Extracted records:
# # # # #
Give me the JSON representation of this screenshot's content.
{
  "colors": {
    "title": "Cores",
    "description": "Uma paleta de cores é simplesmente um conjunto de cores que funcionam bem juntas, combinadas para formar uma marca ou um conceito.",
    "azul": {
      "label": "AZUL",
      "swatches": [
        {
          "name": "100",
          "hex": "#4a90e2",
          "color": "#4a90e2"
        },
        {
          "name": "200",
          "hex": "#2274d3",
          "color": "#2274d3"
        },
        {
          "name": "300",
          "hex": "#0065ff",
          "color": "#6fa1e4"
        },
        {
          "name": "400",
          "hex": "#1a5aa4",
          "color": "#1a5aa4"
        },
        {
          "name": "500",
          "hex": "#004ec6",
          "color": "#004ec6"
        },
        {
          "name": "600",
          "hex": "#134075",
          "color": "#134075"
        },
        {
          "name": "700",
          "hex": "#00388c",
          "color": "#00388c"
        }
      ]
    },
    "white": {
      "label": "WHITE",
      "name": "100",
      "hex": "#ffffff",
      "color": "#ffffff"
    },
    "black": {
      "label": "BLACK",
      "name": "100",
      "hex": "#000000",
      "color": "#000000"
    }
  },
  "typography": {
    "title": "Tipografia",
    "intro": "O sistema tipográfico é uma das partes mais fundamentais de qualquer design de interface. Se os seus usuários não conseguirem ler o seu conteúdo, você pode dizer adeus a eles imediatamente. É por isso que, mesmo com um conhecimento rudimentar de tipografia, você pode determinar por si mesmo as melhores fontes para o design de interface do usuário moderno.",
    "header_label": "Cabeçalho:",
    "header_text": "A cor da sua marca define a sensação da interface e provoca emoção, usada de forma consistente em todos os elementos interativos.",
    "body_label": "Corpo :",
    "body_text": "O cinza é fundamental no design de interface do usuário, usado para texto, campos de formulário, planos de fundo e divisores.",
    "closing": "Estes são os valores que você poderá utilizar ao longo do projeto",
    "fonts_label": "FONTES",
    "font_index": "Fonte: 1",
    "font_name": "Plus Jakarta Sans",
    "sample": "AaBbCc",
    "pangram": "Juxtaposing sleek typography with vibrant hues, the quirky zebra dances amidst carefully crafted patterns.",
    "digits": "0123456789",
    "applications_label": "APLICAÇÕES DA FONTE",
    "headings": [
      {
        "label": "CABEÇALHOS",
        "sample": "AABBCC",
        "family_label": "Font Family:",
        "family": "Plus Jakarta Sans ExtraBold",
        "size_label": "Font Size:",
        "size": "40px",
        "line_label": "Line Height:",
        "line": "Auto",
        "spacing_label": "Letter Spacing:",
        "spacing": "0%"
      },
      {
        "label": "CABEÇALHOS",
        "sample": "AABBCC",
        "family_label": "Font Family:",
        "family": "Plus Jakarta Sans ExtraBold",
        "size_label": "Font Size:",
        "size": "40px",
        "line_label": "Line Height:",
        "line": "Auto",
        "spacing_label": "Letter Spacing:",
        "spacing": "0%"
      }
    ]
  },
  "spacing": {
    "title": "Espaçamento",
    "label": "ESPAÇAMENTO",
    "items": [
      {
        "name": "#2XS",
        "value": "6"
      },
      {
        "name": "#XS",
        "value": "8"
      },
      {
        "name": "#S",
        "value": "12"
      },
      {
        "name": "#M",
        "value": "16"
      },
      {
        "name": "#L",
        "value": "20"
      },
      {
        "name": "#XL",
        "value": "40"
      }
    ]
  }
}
# # # # #
- PROBLEM DESCRIPTION: Copy every line of the records above that holds the word "design".

- FULL ANSWER:
    "intro": "O sistema tipográfico é uma das partes mais fundamentais de qualquer design de interface. Se os seus usuários não conseguirem ler o seu conteúdo, você pode dizer adeus a eles imediatamente. É por isso que, mesmo com um conhecimento rudimentar de tipografia, você pode determinar por si mesmo as melhores fontes para o design de interface do usuário moderno.",
    "body_text": "O cinza é fundamental no design de interface do usuário, usado para texto, campos de formulário, planos de fundo e divisores.",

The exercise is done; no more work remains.